Stored entries:
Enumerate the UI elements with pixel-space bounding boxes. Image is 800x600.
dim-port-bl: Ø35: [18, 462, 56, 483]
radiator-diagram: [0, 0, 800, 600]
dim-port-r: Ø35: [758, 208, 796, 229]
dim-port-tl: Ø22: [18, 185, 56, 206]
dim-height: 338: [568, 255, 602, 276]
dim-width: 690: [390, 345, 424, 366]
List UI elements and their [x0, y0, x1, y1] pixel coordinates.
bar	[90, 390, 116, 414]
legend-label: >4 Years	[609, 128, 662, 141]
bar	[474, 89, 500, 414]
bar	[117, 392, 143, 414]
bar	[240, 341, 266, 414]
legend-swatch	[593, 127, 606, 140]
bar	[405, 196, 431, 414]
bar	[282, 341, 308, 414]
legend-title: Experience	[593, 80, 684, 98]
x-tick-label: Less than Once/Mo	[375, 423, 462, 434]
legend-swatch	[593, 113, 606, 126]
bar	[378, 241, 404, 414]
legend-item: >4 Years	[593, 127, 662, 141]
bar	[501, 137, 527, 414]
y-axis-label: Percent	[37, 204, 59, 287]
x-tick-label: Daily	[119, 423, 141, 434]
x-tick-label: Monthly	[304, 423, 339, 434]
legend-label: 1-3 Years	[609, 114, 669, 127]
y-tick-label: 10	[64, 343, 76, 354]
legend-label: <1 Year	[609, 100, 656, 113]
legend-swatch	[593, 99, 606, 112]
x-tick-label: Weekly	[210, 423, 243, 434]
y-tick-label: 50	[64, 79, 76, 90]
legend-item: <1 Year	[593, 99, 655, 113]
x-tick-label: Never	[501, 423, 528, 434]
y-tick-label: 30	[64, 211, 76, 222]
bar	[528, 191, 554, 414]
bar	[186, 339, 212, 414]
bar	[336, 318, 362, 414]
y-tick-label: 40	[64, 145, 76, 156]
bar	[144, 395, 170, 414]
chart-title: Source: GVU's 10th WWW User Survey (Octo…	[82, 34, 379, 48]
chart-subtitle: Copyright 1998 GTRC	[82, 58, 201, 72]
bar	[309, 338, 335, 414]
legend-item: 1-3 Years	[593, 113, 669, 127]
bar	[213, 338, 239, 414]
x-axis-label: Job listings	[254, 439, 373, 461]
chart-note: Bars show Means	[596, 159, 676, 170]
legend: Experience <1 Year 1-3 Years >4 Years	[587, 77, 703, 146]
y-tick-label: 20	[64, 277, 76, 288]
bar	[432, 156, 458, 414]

### Your goal
Could you output every one of the records above again, line for line and without any changes?

### Correct answer
Enumerate the UI elements with pixel-space bounding boxes. Image is 800x600.
dim-port-bl: Ø35: [18, 462, 56, 483]
radiator-diagram: [0, 0, 800, 600]
dim-port-r: Ø35: [758, 208, 796, 229]
dim-port-tl: Ø22: [18, 185, 56, 206]
dim-height: 338: [568, 255, 602, 276]
dim-width: 690: [390, 345, 424, 366]
List UI elements and their [x0, y0, x1, y1] pixel coordinates.
bar	[90, 390, 116, 414]
legend-label: >4 Years	[609, 128, 662, 141]
bar	[474, 89, 500, 414]
bar	[117, 392, 143, 414]
bar	[240, 341, 266, 414]
legend-swatch	[593, 127, 606, 140]
bar	[405, 196, 431, 414]
bar	[282, 341, 308, 414]
legend-title: Experience	[593, 80, 684, 98]
x-tick-label: Less than Once/Mo	[375, 423, 462, 434]
legend-swatch	[593, 113, 606, 126]
bar	[378, 241, 404, 414]
legend-item: >4 Years	[593, 127, 662, 141]
bar	[501, 137, 527, 414]
y-axis-label: Percent	[37, 204, 59, 287]
x-tick-label: Daily	[119, 423, 141, 434]
x-tick-label: Monthly	[304, 423, 339, 434]
legend-label: 1-3 Years	[609, 114, 669, 127]
y-tick-label: 10	[64, 343, 76, 354]
legend-label: <1 Year	[609, 100, 656, 113]
legend-swatch	[593, 99, 606, 112]
x-tick-label: Weekly	[210, 423, 243, 434]
y-tick-label: 50	[64, 79, 76, 90]
legend-item: <1 Year	[593, 99, 655, 113]
x-tick-label: Never	[501, 423, 528, 434]
y-tick-label: 30	[64, 211, 76, 222]
bar	[528, 191, 554, 414]
bar	[186, 339, 212, 414]
bar	[336, 318, 362, 414]
y-tick-label: 40	[64, 145, 76, 156]
bar	[144, 395, 170, 414]
chart-title: Source: GVU's 10th WWW User Survey (Octo…	[82, 34, 379, 48]
chart-subtitle: Copyright 1998 GTRC	[82, 58, 201, 72]
bar	[309, 338, 335, 414]
legend-item: 1-3 Years	[593, 113, 669, 127]
bar	[213, 338, 239, 414]
x-axis-label: Job listings	[254, 439, 373, 461]
chart-note: Bars show Means	[596, 159, 676, 170]
legend: Experience <1 Year 1-3 Years >4 Years	[587, 77, 703, 146]
y-tick-label: 20	[64, 277, 76, 288]
bar	[432, 156, 458, 414]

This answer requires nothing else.